SUPPLIED INFORMATION

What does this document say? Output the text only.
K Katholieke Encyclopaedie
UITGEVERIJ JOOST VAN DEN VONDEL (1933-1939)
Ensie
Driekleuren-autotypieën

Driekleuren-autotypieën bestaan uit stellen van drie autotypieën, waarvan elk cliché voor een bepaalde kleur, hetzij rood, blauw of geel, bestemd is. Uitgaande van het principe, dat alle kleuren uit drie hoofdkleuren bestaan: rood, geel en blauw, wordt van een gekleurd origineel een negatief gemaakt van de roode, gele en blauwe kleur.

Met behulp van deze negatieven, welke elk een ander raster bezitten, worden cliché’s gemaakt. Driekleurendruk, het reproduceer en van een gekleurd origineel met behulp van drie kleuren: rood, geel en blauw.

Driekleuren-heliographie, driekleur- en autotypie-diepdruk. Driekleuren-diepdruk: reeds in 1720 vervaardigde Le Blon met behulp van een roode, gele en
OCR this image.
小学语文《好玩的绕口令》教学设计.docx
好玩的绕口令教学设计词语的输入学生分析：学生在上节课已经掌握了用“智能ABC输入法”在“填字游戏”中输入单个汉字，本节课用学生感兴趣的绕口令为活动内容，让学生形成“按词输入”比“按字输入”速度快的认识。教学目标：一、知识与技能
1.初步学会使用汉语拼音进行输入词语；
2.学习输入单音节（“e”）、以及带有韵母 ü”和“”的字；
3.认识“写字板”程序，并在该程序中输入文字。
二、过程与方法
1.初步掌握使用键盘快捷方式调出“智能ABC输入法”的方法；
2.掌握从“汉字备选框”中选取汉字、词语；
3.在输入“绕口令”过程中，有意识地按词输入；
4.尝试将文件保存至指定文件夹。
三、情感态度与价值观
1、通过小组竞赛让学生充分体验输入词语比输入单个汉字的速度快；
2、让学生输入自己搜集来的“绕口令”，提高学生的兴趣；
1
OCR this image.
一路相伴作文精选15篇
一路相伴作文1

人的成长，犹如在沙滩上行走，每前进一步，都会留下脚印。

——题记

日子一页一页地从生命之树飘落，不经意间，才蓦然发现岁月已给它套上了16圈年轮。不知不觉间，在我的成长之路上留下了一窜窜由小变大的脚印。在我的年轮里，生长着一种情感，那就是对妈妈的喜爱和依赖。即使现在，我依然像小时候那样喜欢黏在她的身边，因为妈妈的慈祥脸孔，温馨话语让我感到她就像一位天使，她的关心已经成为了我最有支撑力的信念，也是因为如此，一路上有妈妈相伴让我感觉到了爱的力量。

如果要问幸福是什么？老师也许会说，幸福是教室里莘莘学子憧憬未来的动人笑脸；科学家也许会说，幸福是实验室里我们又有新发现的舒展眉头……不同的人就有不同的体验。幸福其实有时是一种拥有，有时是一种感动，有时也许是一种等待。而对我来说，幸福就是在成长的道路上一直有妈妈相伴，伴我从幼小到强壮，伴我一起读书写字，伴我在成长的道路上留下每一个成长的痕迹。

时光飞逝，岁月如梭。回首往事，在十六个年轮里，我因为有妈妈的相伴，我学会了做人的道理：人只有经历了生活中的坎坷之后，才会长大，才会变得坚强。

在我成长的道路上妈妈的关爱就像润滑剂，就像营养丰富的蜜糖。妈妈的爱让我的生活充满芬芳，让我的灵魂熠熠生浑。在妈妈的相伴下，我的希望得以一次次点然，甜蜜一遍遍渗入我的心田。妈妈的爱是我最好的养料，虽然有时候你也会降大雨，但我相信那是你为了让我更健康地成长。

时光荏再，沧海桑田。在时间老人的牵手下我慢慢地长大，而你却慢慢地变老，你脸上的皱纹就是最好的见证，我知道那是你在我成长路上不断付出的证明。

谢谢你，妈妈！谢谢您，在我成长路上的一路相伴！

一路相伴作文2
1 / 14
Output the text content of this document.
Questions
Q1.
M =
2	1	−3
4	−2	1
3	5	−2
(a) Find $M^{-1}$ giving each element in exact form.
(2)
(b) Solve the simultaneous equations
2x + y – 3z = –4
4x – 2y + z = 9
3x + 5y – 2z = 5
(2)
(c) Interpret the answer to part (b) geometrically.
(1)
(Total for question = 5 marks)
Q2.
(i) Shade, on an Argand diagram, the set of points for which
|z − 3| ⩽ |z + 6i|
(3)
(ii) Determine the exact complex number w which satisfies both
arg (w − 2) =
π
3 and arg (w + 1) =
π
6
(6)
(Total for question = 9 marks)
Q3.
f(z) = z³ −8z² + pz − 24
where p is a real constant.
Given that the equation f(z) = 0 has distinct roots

TASK STATEMENT
Set down, unchanged, the line that contains "Output the text content of this document." together with every later line in the records, through the last one.

TASK RESPONSE
Output the text content of this document.
Questions
Q1.
M =
2	1	−3
4	−2	1
3	5	−2
(a) Find $M^{-1}$ giving each element in exact form.
(2)
(b) Solve the simultaneous equations
2x + y – 3z = –4
4x – 2y + z = 9
3x + 5y – 2z = 5
(2)
(c) Interpret the answer to part (b) geometrically.
(1)
(Total for question = 5 marks)
Q2.
(i) Shade, on an Argand diagram, the set of points for which
|z − 3| ⩽ |z + 6i|
(3)
(ii) Determine the exact complex number w which satisfies both
arg (w − 2) =
π
3 and arg (w + 1) =
π
6
(6)
(Total for question = 9 marks)
Q3.
f(z) = z³ −8z² + pz − 24
where p is a real constant.
Given that the equation f(z) = 0 has distinct roots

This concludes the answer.